▶ **Short problem**: Without omitting anything, return the records precisely as given.

▶ **Records for the exercise**:
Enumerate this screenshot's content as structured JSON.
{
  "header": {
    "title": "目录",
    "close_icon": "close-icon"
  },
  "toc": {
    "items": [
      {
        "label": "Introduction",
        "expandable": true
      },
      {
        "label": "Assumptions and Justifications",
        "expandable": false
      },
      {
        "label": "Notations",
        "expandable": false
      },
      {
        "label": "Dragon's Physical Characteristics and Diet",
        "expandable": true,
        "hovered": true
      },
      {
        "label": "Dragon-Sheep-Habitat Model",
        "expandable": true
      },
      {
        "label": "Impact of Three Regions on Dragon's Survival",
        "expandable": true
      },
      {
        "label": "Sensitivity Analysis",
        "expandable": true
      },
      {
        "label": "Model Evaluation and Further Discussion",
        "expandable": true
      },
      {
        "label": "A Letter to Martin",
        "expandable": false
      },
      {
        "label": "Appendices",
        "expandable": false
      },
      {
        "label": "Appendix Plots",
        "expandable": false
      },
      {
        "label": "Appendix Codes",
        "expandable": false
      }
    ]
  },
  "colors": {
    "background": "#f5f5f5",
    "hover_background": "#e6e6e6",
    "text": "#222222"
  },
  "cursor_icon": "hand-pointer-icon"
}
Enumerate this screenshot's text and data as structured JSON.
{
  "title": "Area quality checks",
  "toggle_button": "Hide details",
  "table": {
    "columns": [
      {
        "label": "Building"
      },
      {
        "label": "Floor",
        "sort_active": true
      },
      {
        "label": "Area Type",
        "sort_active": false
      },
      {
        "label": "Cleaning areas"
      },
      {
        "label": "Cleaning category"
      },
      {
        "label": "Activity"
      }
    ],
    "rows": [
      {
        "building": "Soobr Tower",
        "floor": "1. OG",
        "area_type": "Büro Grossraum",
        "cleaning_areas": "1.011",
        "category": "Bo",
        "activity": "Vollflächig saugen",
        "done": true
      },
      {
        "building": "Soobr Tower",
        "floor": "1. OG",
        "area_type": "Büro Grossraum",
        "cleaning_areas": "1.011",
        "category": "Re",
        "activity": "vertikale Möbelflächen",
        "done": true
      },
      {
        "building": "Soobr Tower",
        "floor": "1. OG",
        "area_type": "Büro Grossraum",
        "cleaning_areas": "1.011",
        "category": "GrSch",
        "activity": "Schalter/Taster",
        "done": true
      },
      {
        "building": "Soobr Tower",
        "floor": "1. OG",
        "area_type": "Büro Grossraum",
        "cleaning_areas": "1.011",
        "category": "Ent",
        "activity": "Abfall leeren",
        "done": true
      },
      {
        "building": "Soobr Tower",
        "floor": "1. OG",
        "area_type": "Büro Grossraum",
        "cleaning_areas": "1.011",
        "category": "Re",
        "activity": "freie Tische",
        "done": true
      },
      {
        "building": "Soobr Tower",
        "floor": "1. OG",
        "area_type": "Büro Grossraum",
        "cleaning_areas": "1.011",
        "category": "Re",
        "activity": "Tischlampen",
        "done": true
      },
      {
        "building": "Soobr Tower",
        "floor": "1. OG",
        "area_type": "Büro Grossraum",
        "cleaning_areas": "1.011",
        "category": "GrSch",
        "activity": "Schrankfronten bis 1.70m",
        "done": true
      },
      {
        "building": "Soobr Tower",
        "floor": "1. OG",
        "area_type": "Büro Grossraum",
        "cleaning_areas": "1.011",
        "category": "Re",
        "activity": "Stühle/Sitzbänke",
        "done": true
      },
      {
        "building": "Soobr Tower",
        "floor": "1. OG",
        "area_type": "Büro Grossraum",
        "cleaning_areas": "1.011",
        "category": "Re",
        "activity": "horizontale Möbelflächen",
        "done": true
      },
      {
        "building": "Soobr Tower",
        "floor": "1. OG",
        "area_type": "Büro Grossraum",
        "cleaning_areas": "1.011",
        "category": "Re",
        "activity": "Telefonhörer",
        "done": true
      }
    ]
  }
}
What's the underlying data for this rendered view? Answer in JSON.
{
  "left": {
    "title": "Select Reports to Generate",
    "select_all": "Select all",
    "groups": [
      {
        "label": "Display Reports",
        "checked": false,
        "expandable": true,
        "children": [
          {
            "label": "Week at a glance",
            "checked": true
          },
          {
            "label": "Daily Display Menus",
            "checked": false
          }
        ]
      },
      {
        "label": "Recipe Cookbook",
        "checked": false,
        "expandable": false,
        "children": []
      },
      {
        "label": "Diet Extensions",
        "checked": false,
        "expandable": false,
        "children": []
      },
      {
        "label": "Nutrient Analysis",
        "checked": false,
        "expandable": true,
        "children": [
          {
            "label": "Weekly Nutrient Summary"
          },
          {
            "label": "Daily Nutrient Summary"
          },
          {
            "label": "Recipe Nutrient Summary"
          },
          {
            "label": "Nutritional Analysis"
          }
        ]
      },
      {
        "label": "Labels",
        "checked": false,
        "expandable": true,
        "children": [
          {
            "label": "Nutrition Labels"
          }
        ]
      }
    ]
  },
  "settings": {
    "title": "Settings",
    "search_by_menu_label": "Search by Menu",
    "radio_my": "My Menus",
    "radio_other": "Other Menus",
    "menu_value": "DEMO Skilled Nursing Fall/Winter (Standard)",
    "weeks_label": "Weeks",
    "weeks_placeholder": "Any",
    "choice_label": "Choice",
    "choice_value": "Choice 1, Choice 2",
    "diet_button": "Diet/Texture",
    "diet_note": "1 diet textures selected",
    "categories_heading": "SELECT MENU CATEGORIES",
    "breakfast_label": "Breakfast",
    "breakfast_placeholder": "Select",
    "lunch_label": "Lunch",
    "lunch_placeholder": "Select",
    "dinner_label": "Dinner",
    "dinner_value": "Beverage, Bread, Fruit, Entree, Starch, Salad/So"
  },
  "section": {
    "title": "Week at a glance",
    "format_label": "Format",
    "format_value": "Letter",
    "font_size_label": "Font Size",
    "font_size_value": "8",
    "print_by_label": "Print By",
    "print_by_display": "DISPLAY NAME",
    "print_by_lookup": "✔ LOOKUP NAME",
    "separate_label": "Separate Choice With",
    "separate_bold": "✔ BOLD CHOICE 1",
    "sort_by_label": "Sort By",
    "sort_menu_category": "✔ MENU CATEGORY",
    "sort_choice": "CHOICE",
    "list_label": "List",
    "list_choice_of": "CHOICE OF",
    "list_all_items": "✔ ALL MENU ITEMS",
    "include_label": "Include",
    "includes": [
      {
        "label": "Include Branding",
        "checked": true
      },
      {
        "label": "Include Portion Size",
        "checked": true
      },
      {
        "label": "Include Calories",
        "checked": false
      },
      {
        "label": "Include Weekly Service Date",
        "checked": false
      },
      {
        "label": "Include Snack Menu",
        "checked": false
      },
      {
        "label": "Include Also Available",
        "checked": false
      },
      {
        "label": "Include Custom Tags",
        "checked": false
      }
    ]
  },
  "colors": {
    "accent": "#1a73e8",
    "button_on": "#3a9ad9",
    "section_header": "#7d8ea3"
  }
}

▶ **Answer in full**:
Enumerate this screenshot's content as structured JSON.
{
  "header": {
    "title": "目录",
    "close_icon": "close-icon"
  },
  "toc": {
    "items": [
      {
        "label": "Introduction",
        "expandable": true
      },
      {
        "label": "Assumptions and Justifications",
        "expandable": false
      },
      {
        "label": "Notations",
        "expandable": false
      },
      {
        "label": "Dragon's Physical Characteristics and Diet",
        "expandable": true,
        "hovered": true
      },
      {
        "label": "Dragon-Sheep-Habitat Model",
        "expandable": true
      },
      {
        "label": "Impact of Three Regions on Dragon's Survival",
        "expandable": true
      },
      {
        "label": "Sensitivity Analysis",
        "expandable": true
      },
      {
        "label": "Model Evaluation and Further Discussion",
        "expandable": true
      },
      {
        "label": "A Letter to Martin",
        "expandable": false
      },
      {
        "label": "Appendices",
        "expandable": false
      },
      {
        "label": "Appendix Plots",
        "expandable": false
      },
      {
        "label": "Appendix Codes",
        "expandable": false
      }
    ]
  },
  "colors": {
    "background": "#f5f5f5",
    "hover_background": "#e6e6e6",
    "text": "#222222"
  },
  "cursor_icon": "hand-pointer-icon"
}
Enumerate this screenshot's text and data as structured JSON.
{
  "title": "Area quality checks",
  "toggle_button": "Hide details",
  "table": {
    "columns": [
      {
        "label": "Building"
      },
      {
        "label": "Floor",
        "sort_active": true
      },
      {
        "label": "Area Type",
        "sort_active": false
      },
      {
        "label": "Cleaning areas"
      },
      {
        "label": "Cleaning category"
      },
      {
        "label": "Activity"
      }
    ],
    "rows": [
      {
        "building": "Soobr Tower",
        "floor": "1. OG",
        "area_type": "Büro Grossraum",
        "cleaning_areas": "1.011",
        "category": "Bo",
        "activity": "Vollflächig saugen",
        "done": true
      },
      {
        "building": "Soobr Tower",
        "floor": "1. OG",
        "area_type": "Büro Grossraum",
        "cleaning_areas": "1.011",
        "category": "Re",
        "activity": "vertikale Möbelflächen",
        "done": true
      },
      {
        "building": "Soobr Tower",
        "floor": "1. OG",
        "area_type": "Büro Grossraum",
        "cleaning_areas": "1.011",
        "category": "GrSch",
        "activity": "Schalter/Taster",
        "done": true
      },
      {
        "building": "Soobr Tower",
        "floor": "1. OG",
        "area_type": "Büro Grossraum",
        "cleaning_areas": "1.011",
        "category": "Ent",
        "activity": "Abfall leeren",
        "done": true
      },
      {
        "building": "Soobr Tower",
        "floor": "1. OG",
        "area_type": "Büro Grossraum",
        "cleaning_areas": "1.011",
        "category": "Re",
        "activity": "freie Tische",
        "done": true
      },
      {
        "building": "Soobr Tower",
        "floor": "1. OG",
        "area_type": "Büro Grossraum",
        "cleaning_areas": "1.011",
        "category": "Re",
        "activity": "Tischlampen",
        "done": true
      },
      {
        "building": "Soobr Tower",
        "floor": "1. OG",
        "area_type": "Büro Grossraum",
        "cleaning_areas": "1.011",
        "category": "GrSch",
        "activity": "Schrankfronten bis 1.70m",
        "done": true
      },
      {
        "building": "Soobr Tower",
        "floor": "1. OG",
        "area_type": "Büro Grossraum",
        "cleaning_areas": "1.011",
        "category": "Re",
        "activity": "Stühle/Sitzbänke",
        "done": true
      },
      {
        "building": "Soobr Tower",
        "floor": "1. OG",
        "area_type": "Büro Grossraum",
        "cleaning_areas": "1.011",
        "category": "Re",
        "activity": "horizontale Möbelflächen",
        "done": true
      },
      {
        "building": "Soobr Tower",
        "floor": "1. OG",
        "area_type": "Büro Grossraum",
        "cleaning_areas": "1.011",
        "category": "Re",
        "activity": "Telefonhörer",
        "done": true
      }
    ]
  }
}
What's the underlying data for this rendered view? Answer in JSON.
{
  "left": {
    "title": "Select Reports to Generate",
    "select_all": "Select all",
    "groups": [
      {
        "label": "Display Reports",
        "checked": false,
        "expandable": true,
        "children": [
          {
            "label": "Week at a glance",
            "checked": true
          },
          {
            "label": "Daily Display Menus",
            "checked": false
          }
        ]
      },
      {
        "label": "Recipe Cookbook",
        "checked": false,
        "expandable": false,
        "children": []
      },
      {
        "label": "Diet Extensions",
        "checked": false,
        "expandable": false,
        "children": []
      },
      {
        "label": "Nutrient Analysis",
        "checked": false,
        "expandable": true,
        "children": [
          {
            "label": "Weekly Nutrient Summary"
          },
          {
            "label": "Daily Nutrient Summary"
          },
          {
            "label": "Recipe Nutrient Summary"
          },
          {
            "label": "Nutritional Analysis"
          }
        ]
      },
      {
        "label": "Labels",
        "checked": false,
        "expandable": true,
        "children": [
          {
            "label": "Nutrition Labels"
          }
        ]
      }
    ]
  },
  "settings": {
    "title": "Settings",
    "search_by_menu_label": "Search by Menu",
    "radio_my": "My Menus",
    "radio_other": "Other Menus",
    "menu_value": "DEMO Skilled Nursing Fall/Winter (Standard)",
    "weeks_label": "Weeks",
    "weeks_placeholder": "Any",
    "choice_label": "Choice",
    "choice_value": "Choice 1, Choice 2",
    "diet_button": "Diet/Texture",
    "diet_note": "1 diet textures selected",
    "categories_heading": "SELECT MENU CATEGORIES",
    "breakfast_label": "Breakfast",
    "breakfast_placeholder": "Select",
    "lunch_label": "Lunch",
    "lunch_placeholder": "Select",
    "dinner_label": "Dinner",
    "dinner_value": "Beverage, Bread, Fruit, Entree, Starch, Salad/So"
  },
  "section": {
    "title": "Week at a glance",
    "format_label": "Format",
    "format_value": "Letter",
    "font_size_label": "Font Size",
    "font_size_value": "8",
    "print_by_label": "Print By",
    "print_by_display": "DISPLAY NAME",
    "print_by_lookup": "✔ LOOKUP NAME",
    "separate_label": "Separate Choice With",
    "separate_bold": "✔ BOLD CHOICE 1",
    "sort_by_label": "Sort By",
    "sort_menu_category": "✔ MENU CATEGORY",
    "sort_choice": "CHOICE",
    "list_label": "List",
    "list_choice_of": "CHOICE OF",
    "list_all_items": "✔ ALL MENU ITEMS",
    "include_label": "Include",
    "includes": [
      {
        "label": "Include Branding",
        "checked": true
      },
      {
        "label": "Include Portion Size",
        "checked": true
      },
      {
        "label": "Include Calories",
        "checked": false
      },
      {
        "label": "Include Weekly Service Date",
        "checked": false
      },
      {
        "label": "Include Snack Menu",
        "checked": false
      },
      {
        "label": "Include Also Available",
        "checked": false
      },
      {
        "label": "Include Custom Tags",
        "checked": false
      }
    ]
  },
  "colors": {
    "accent": "#1a73e8",
    "button_on": "#3a9ad9",
    "section_header": "#7d8ea3"
  }
}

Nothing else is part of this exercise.